= WHAT YOU HAVE TO DO =
Scan the data below for the string "要件なし". Copy every line where it appears.

= GIVEN DATA =
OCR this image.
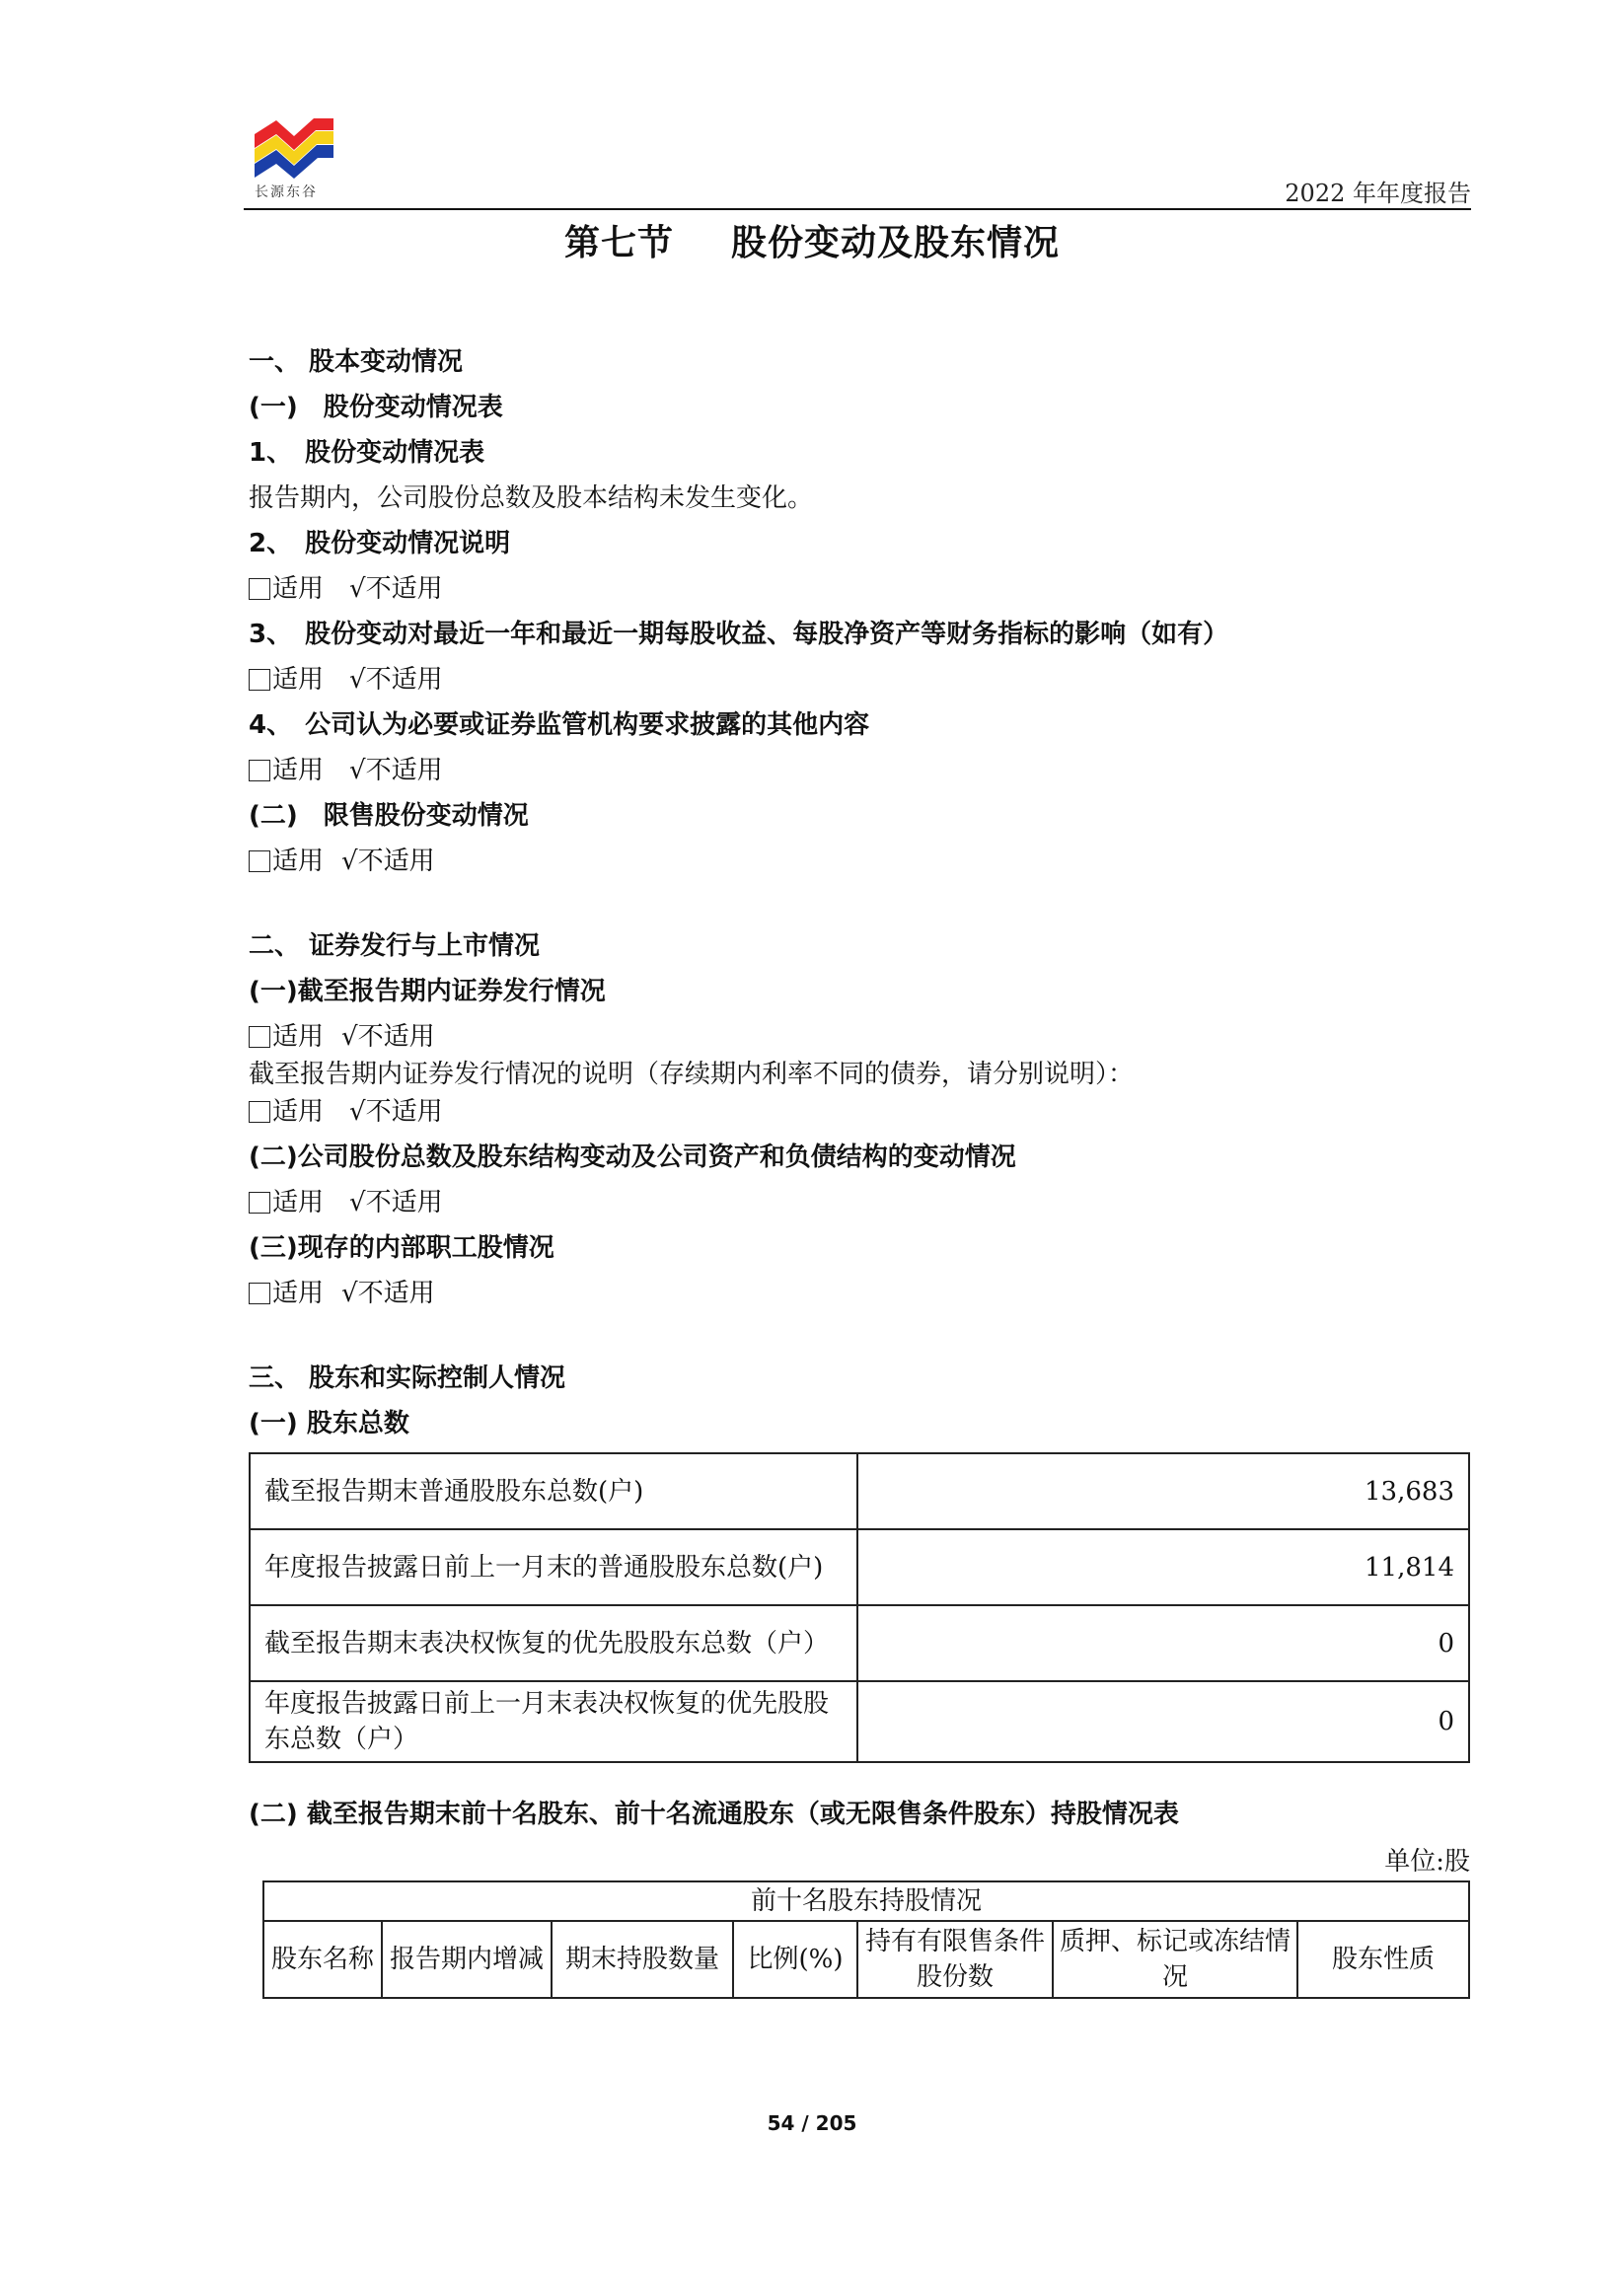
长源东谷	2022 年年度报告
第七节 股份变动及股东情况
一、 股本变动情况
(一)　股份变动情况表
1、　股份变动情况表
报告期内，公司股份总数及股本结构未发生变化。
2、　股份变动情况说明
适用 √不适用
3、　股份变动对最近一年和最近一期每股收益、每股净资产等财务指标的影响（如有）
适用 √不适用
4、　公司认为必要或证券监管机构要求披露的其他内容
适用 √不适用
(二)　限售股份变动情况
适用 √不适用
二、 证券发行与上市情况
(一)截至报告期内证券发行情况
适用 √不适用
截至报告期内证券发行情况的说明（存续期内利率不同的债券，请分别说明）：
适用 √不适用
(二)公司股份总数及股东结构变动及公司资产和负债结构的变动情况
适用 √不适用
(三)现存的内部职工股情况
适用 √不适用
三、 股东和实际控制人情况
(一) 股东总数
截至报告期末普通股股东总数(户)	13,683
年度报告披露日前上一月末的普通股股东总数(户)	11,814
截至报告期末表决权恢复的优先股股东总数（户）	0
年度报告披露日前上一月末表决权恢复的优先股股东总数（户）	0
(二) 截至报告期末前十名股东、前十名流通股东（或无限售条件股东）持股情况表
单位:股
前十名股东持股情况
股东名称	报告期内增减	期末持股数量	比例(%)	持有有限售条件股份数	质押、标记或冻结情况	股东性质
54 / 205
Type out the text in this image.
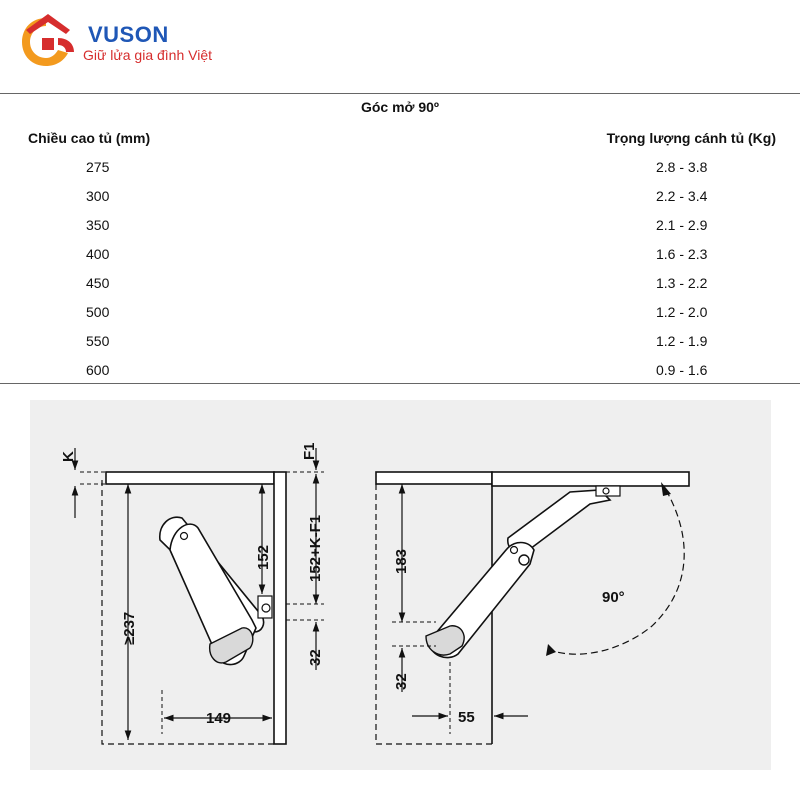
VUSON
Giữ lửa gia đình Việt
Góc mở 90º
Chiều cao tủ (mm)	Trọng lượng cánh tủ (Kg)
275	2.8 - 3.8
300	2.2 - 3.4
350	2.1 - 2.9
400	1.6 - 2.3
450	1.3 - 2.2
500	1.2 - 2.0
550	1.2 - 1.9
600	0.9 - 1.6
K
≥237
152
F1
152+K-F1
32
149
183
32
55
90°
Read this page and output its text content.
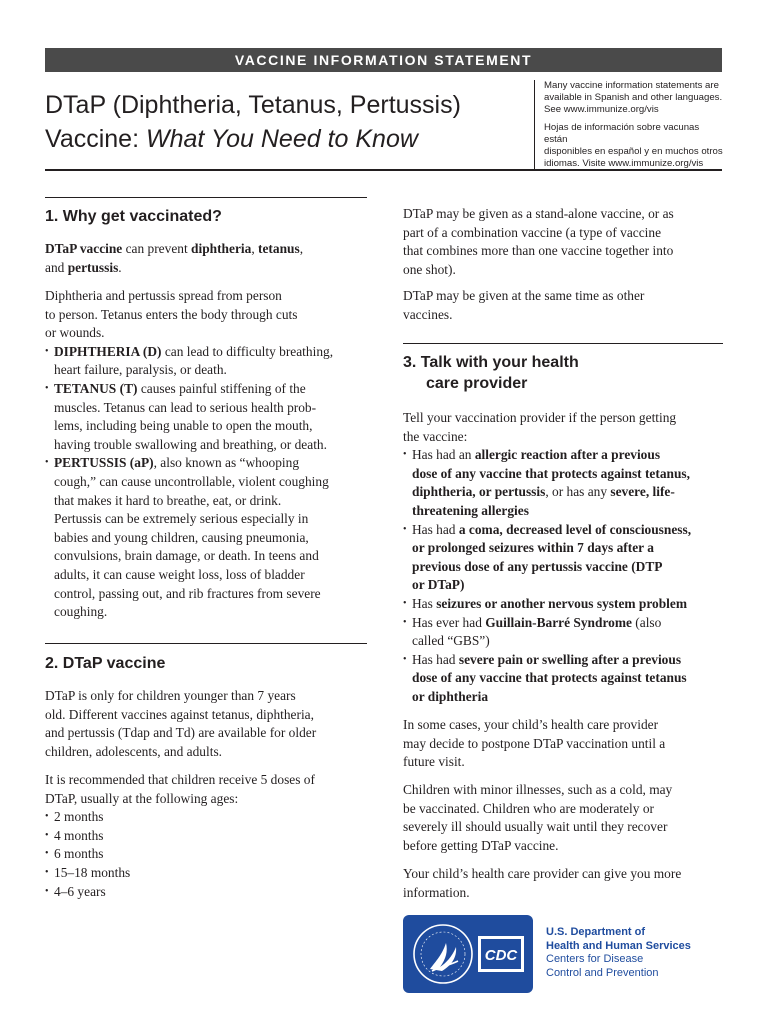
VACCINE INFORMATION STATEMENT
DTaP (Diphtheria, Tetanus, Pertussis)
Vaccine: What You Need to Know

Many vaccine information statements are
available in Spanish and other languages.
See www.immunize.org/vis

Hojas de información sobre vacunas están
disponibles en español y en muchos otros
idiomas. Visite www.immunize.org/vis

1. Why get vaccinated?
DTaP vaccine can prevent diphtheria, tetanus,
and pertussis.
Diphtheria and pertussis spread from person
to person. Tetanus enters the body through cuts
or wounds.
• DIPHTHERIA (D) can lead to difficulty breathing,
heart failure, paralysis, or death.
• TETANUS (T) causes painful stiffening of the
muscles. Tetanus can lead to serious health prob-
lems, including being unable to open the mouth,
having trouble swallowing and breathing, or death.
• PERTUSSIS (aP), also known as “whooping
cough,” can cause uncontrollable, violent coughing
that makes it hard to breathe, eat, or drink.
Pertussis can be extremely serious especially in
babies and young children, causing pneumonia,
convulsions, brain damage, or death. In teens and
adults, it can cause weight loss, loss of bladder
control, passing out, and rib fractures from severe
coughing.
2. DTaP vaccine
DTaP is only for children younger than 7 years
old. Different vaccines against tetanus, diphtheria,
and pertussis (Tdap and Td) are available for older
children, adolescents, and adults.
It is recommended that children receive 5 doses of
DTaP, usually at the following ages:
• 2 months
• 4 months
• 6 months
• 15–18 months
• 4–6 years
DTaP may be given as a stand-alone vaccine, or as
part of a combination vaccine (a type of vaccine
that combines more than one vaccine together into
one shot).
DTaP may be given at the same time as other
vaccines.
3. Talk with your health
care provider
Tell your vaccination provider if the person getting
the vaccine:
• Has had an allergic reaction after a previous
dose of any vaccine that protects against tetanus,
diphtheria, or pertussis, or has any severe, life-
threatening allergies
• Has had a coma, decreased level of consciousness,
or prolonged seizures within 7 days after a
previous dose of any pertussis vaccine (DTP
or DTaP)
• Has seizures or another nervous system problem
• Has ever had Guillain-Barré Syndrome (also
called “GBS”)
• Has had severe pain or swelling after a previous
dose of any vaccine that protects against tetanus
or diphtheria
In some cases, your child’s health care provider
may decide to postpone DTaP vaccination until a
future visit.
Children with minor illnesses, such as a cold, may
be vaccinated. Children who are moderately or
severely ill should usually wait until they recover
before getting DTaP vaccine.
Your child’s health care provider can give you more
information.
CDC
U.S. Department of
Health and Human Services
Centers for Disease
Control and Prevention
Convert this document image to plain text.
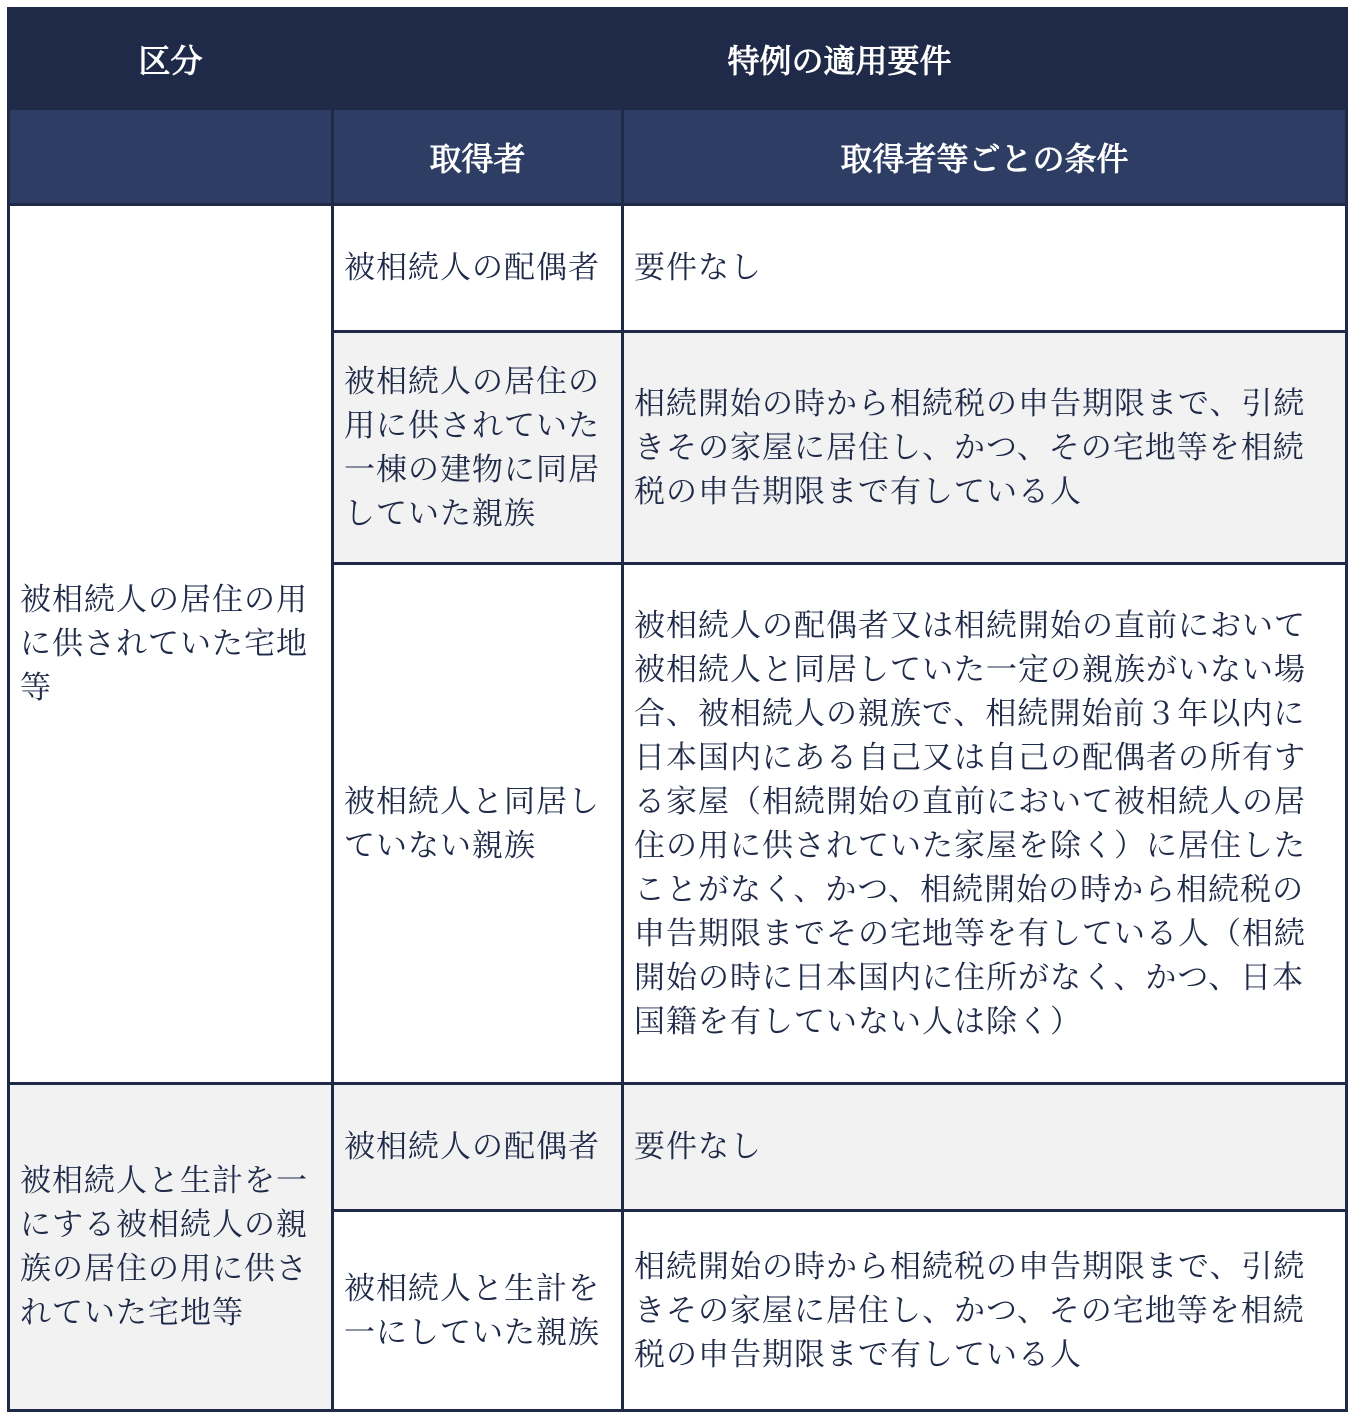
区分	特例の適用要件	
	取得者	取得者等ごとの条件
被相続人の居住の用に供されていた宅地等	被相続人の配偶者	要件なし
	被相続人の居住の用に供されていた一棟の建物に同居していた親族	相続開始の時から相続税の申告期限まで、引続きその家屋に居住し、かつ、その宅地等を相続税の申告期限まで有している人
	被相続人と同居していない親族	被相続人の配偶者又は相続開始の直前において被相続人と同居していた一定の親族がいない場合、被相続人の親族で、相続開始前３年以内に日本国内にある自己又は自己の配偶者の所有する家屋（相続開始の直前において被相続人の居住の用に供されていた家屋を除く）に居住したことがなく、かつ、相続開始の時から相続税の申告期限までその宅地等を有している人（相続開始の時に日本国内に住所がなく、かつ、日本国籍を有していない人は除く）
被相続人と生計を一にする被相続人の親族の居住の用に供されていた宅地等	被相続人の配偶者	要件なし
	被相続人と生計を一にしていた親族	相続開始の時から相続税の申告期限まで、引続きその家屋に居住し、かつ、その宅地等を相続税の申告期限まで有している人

= RESULT BELOW =
被相続人の居住の用に供されていた宅地等	被相続人の配偶者	要件なし
被相続人と生計を一にする被相続人の親族の居住の用に供されていた宅地等	被相続人の配偶者	要件なし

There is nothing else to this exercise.